Task statement: Please arrange the material, starting with its first line and going on through the line containing "- no-auto-includes-checkbox[interactable]: [690, 364, 704, 378]", as a JSON list of strings with one string for each line and blank lines left out.
-*-
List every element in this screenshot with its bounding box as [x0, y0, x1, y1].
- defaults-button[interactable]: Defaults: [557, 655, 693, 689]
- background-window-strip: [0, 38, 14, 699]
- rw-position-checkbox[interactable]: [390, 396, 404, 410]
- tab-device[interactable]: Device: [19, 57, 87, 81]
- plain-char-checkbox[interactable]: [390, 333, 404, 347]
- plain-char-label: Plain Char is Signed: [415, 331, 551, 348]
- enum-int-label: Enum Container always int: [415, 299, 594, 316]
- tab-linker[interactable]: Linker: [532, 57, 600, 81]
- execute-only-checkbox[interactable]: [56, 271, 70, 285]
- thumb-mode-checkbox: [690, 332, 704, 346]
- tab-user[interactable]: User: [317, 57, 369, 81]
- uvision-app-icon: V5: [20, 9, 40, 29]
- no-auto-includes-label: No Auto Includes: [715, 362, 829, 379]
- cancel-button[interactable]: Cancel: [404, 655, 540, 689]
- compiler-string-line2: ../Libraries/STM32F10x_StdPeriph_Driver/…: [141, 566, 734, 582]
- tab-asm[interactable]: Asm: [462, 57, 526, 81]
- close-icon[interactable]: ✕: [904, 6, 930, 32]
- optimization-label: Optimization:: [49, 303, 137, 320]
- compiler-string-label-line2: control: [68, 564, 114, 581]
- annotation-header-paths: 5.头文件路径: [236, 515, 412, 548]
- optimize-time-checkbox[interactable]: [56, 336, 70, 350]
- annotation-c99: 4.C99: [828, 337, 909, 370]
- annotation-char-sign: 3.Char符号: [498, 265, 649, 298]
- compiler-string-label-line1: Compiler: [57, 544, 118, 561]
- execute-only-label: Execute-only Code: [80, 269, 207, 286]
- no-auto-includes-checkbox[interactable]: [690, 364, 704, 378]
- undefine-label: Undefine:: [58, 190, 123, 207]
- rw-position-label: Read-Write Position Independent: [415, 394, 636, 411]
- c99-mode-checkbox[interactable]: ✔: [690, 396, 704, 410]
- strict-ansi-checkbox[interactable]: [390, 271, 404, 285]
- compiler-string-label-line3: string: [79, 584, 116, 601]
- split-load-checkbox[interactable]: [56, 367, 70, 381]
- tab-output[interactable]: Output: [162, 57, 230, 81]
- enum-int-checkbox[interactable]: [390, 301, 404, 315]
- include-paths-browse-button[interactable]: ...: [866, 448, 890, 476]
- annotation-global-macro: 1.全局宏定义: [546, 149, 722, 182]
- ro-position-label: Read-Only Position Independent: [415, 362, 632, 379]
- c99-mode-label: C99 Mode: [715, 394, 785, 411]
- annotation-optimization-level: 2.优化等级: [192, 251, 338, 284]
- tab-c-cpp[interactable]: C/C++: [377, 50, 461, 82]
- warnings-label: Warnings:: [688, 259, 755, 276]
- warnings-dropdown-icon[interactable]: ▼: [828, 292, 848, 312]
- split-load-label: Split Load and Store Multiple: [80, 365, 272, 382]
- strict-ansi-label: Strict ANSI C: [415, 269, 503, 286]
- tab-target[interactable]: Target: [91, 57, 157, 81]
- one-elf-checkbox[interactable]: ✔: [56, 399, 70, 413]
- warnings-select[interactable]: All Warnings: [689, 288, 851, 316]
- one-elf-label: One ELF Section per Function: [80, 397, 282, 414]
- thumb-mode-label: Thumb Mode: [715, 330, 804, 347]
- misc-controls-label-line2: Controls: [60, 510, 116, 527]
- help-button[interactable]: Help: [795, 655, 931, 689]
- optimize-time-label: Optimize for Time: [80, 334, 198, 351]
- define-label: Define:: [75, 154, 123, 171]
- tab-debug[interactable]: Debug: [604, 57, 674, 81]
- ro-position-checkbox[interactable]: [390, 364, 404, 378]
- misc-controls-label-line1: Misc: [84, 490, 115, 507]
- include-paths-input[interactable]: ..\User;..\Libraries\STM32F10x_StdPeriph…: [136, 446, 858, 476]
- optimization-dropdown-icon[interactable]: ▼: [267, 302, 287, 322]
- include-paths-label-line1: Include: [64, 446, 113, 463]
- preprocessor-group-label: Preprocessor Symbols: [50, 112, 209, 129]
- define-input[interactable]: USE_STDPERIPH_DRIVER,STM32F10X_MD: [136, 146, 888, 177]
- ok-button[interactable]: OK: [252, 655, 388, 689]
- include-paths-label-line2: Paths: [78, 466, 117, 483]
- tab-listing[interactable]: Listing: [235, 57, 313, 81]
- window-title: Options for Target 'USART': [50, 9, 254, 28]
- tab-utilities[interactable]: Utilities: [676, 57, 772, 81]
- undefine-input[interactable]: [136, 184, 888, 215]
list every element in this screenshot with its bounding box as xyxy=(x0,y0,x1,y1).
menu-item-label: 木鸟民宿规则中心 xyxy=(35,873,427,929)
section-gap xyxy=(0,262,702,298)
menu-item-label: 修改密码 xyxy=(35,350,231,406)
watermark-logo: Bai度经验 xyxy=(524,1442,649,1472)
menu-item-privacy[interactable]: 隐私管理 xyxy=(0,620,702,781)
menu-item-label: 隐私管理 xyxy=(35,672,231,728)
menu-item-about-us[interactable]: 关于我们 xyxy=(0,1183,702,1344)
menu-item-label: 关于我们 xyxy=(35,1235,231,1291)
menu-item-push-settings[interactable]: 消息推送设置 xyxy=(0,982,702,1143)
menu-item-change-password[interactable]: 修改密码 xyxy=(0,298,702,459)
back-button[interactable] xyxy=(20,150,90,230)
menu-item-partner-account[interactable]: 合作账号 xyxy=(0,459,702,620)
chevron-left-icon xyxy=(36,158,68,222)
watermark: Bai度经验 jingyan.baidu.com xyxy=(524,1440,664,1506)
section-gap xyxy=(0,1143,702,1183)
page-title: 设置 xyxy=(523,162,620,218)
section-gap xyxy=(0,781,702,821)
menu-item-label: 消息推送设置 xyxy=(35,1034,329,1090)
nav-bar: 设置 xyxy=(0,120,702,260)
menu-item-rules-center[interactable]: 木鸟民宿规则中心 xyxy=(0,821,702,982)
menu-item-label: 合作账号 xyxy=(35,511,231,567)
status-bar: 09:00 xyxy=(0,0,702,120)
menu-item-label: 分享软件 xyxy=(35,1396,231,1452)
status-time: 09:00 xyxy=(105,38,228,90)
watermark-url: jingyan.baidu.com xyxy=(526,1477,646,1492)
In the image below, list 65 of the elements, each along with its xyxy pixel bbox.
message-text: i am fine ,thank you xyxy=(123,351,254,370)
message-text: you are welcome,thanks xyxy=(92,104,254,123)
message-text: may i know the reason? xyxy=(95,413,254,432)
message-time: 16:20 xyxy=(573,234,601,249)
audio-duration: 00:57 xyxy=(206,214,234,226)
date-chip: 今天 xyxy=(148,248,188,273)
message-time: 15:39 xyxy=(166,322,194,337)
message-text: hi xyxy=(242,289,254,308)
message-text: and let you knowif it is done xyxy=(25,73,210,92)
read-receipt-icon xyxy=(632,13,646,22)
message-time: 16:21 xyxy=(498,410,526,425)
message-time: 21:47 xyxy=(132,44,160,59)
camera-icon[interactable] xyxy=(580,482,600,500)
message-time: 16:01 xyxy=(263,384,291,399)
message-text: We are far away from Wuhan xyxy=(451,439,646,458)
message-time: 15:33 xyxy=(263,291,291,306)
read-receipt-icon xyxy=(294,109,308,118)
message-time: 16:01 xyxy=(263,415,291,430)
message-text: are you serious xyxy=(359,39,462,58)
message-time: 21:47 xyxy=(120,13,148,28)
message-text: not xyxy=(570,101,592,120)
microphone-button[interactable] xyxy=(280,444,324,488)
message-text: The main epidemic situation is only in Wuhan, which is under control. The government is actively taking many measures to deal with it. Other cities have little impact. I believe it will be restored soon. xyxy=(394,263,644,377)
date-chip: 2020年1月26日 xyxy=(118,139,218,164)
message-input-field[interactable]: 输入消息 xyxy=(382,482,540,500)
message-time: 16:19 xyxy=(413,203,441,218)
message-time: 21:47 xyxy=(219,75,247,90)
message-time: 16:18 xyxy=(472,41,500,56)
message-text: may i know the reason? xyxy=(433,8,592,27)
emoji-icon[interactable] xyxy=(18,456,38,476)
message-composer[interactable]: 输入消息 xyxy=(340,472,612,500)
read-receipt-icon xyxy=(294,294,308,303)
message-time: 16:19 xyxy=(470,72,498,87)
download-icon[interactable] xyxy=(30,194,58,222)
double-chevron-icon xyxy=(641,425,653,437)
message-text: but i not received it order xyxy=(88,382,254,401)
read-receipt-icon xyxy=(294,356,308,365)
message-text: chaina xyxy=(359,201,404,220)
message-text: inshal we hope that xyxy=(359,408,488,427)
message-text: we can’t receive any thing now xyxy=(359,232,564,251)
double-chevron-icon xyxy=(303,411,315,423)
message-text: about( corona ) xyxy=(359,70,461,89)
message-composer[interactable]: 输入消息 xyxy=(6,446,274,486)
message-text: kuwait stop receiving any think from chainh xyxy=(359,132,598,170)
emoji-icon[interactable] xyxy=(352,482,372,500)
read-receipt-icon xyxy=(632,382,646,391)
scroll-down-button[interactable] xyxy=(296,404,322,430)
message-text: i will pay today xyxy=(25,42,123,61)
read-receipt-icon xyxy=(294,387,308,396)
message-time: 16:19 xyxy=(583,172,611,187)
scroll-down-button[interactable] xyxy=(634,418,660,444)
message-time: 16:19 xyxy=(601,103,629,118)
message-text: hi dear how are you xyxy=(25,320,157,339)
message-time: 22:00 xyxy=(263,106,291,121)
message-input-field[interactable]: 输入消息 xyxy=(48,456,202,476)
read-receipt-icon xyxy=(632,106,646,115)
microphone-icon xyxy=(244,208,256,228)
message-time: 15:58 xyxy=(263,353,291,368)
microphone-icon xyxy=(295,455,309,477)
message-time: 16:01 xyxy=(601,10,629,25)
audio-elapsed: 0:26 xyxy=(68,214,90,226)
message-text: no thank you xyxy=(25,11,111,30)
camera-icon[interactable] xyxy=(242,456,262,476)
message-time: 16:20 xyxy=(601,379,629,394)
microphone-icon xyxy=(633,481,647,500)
-*-
Finished task:
[
  "List every element in this screenshot with its bounding box as [x0, y0, x1, y1].",
  "- defaults-button[interactable]: Defaults: [557, 655, 693, 689]",
  "- background-window-strip: [0, 38, 14, 699]",
  "- rw-position-checkbox[interactable]: [390, 396, 404, 410]",
  "- tab-device[interactable]: Device: [19, 57, 87, 81]",
  "- plain-char-checkbox[interactable]: [390, 333, 404, 347]",
  "- plain-char-label: Plain Char is Signed: [415, 331, 551, 348]",
  "- enum-int-label: Enum Container always int: [415, 299, 594, 316]",
  "- tab-linker[interactable]: Linker: [532, 57, 600, 81]",
  "- execute-only-checkbox[interactable]: [56, 271, 70, 285]",
  "- thumb-mode-checkbox: [690, 332, 704, 346]",
  "- tab-user[interactable]: User: [317, 57, 369, 81]",
  "- uvision-app-icon: V5: [20, 9, 40, 29]",
  "- no-auto-includes-label: No Auto Includes: [715, 362, 829, 379]",
  "- cancel-button[interactable]: Cancel: [404, 655, 540, 689]",
  "- compiler-string-line2: ../Libraries/STM32F10x_StdPeriph_Driver/…: [141, 566, 734, 582]",
  "- tab-asm[interactable]: Asm: [462, 57, 526, 81]",
  "- close-icon[interactable]: ✕: [904, 6, 930, 32]",
  "- optimization-label: Optimization:: [49, 303, 137, 320]",
  "- compiler-string-label-line2: control: [68, 564, 114, 581]",
  "- annotation-header-paths: 5.头文件路径: [236, 515, 412, 548]",
  "- optimize-time-checkbox[interactable]: [56, 336, 70, 350]",
  "- annotation-c99: 4.C99: [828, 337, 909, 370]",
  "- annotation-char-sign: 3.Char符号: [498, 265, 649, 298]",
  "- compiler-string-label-line1: Compiler: [57, 544, 118, 561]",
  "- execute-only-label: Execute-only Code: [80, 269, 207, 286]",
  "- no-auto-includes-checkbox[interactable]: [690, 364, 704, 378]"
]